■ Instruções de trabalho
(1) Reproduza o trecho da decisão judicial que começa em "Publicacao/Comunicacao" e termina em "LTDA Advogado do(a)", substituindo "FAZENDA NACIONAL" por "TESOURO NACIONAL".
(2) Escreva a continuação da decisão judicial sobre a execução fiscal a partir da última frase apresentada.

■ Texto para leitura

□ □ □

Publicacao/Comunicacao
Intimação - Decisão
DECISÃO
EXEQUENTE: UNIAO FEDERAL - FAZENDA NACIONAL
EXECUTADO: TECHCORP PARTICIPACOES E NEGOCIOS LTDA Advogado do(a)
EXECUTADO: PERISSON LOPES DE ANDRADE - SP192291 D E C I S Ã O
EXECUÇÃO FISCAL (1116) Nº 5021403-61.2021.4.03.6182 / 11ª Vara de Execuções Fiscais Federal de São Paulo
Vistos, etc. É possível a defesa do executado nos próprios autos de execução desde que apresente prova inequívoca do seu direito (CTN, art. 204, § único e Lei 6.830/80, artigo 3º, § único). Em suma, que a matéria independa de qualquer dilação probatória. Assim, se o reconhecimento das alegações do executado depende da análise de provas para a formação do juízo, o único meio para a defesa do contribuinte são os embargos. O E. Tribunal Regional Federal da 3ª Região tem decidido da mesma forma, conforme se depreende da seguinte decisão: "Assim, sabe-se que a denominada 'exceção de pré-executividade' admite a defesa do executado sem a garantia do juízo somente nas hipóteses excepcionais de pagamento ou ilegitimidade de parte documentalmente comprovados, cancelamento do débito, anistia, remissão e outras situações reconhecíveis de plano, o que, in casu, não ocorre." (AI nº 2000.03.00.009654-2/SP, 4ª Turma, Rel. Des. Fed. Andrade Martins, decisão de 28-03-2000). No caso em tela, conquanto a executada alegue que a cobrança não deve prosseguir, pois há valores bloqueados pela União em medida criminal interposta em face da executada e de seu sócio, resta esclarecer que, a priori, os acontecimentos havidos no âmbito da inquérito policial ou de medida cautelar em sede criminal não tem repercussão no presente feito, visto que, na ação criminal, não se busca o pagamento de tributos devidos, mas sim a reparação de possíveis danos apurados no curso daquele processo. Outrossim, em que pese a executada também alegue que não está conseguindo cumprir o parcelamento em virtude de tal bloqueio, a própria exequente afirma que o acordo ainda está vigente. Se não bastasse, eventual pedido de desbloqueio de valores só poderia ser analisado pelo Juízo que o deferiu, no caso, o da mencionada ação criminal. Destarte, em face da manifestação da exequente e verificando as alegações da executada, bem como a insuficiência dos documentos apresentados, entendo que a matéria requer dilação probatória para uma análise mais apurada dos fatos, sendo própria, portanto, para ser discutida em sede de embargos após a devida garantia do juízo (art. 16, Lei 6.830/80).

□ □ □

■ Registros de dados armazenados
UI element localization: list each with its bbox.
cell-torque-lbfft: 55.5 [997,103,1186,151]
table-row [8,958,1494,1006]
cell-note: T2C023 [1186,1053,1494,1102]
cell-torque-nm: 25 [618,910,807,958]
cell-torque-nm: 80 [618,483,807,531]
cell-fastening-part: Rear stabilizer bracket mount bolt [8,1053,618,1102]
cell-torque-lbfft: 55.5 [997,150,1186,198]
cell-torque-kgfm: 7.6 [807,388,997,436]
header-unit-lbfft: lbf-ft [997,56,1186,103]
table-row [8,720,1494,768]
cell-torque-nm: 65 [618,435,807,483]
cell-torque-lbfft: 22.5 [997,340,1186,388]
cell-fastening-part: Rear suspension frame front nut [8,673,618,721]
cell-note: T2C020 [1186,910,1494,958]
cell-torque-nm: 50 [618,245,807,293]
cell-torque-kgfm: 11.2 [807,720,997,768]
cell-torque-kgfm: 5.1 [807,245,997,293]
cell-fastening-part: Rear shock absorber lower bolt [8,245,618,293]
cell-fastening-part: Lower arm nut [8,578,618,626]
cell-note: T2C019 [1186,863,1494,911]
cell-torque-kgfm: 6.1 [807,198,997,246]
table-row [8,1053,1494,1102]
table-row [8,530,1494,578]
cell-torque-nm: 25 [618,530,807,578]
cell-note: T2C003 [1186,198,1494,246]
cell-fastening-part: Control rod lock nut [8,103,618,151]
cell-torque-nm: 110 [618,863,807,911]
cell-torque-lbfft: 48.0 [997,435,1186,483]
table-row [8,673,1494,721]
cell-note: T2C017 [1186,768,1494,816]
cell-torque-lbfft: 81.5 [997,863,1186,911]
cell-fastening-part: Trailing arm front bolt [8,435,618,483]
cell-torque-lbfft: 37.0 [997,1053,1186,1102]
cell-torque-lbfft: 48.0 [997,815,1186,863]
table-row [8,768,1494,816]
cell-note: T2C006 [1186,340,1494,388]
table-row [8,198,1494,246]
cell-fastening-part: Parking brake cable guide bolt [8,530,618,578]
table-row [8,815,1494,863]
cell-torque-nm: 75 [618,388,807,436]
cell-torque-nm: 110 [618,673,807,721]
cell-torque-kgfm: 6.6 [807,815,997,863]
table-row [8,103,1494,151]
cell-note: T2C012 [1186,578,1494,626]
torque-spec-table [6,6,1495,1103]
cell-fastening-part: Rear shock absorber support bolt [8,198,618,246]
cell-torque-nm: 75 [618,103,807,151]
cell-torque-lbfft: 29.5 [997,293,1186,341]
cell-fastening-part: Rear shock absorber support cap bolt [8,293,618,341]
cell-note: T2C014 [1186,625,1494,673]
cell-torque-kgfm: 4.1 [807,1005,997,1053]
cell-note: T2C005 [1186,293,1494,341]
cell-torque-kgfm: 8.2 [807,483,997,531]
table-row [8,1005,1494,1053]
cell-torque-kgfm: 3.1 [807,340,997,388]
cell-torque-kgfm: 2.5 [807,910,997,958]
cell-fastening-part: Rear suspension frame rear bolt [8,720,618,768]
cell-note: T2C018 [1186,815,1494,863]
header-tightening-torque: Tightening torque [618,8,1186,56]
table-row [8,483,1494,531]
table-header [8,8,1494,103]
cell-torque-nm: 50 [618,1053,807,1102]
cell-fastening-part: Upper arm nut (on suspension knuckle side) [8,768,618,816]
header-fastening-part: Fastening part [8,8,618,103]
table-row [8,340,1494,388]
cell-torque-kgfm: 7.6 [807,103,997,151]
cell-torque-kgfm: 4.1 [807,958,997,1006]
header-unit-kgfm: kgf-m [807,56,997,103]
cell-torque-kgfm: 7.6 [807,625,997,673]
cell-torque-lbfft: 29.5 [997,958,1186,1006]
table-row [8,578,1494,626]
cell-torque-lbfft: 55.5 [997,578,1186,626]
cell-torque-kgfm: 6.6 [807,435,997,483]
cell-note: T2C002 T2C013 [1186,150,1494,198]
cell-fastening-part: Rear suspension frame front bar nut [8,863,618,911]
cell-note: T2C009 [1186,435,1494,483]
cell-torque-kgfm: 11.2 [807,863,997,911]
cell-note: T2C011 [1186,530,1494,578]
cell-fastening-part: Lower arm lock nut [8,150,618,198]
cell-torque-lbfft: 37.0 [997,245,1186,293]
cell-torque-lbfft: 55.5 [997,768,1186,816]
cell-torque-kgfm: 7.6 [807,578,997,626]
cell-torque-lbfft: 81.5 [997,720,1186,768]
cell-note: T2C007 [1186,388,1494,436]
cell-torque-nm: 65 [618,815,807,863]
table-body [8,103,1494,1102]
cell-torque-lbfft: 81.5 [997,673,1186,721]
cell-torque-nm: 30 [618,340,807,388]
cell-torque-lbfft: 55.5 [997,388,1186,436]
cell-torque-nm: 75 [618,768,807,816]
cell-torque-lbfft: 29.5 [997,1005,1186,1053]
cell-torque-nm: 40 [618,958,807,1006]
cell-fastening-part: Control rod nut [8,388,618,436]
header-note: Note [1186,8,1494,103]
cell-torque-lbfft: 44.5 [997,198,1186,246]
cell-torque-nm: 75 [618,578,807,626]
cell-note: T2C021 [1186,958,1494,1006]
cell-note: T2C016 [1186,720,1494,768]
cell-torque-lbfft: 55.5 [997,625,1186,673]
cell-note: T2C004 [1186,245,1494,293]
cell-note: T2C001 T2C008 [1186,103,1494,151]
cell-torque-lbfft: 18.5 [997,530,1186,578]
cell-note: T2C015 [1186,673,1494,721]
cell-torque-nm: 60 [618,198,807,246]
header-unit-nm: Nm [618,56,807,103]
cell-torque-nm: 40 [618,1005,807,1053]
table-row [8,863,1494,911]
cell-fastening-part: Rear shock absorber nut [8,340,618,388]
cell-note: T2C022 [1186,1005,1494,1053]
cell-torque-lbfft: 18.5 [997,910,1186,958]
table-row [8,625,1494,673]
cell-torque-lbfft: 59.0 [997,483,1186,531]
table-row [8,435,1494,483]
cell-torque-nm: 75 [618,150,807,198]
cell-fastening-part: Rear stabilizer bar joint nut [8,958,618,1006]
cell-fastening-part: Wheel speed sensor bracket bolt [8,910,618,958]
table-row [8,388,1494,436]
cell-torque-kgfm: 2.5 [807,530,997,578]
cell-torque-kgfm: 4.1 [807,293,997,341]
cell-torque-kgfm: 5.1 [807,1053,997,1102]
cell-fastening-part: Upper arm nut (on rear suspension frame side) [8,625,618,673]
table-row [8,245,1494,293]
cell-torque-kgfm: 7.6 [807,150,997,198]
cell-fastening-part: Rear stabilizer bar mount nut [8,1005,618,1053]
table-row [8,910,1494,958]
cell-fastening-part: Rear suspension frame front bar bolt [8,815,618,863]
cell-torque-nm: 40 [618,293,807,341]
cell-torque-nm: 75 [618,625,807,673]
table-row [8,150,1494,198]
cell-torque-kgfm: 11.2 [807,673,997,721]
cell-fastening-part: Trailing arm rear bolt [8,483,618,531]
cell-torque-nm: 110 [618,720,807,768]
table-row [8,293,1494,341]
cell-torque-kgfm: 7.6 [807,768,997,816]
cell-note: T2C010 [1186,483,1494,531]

□ □ □

■ Respostas das tarefas
(1)
Publicacao/Comunicacao
Intimação - Decisão
DECISÃO
EXEQUENTE: UNIAO FEDERAL - TESOURO NACIONAL
EXECUTADO: TECHCORP PARTICIPACOES E NEGOCIOS LTDA Advogado do(a)

(2)
Diante do exposto, indefiro o pedido da executada. Diante da manifestação da exequente, defiro a suspensão da execução nos termos do art. 922 do CPC, pelo prazo do parcelamento, cabendo às partes dar regular andamento ao feito ao seu término. Intimem-se as partes. Após, remetam-se os autos sobrestados ao arquivo, sem baixa na distribuição. Cumpra-se. São Paulo, data lançada eletronicamente.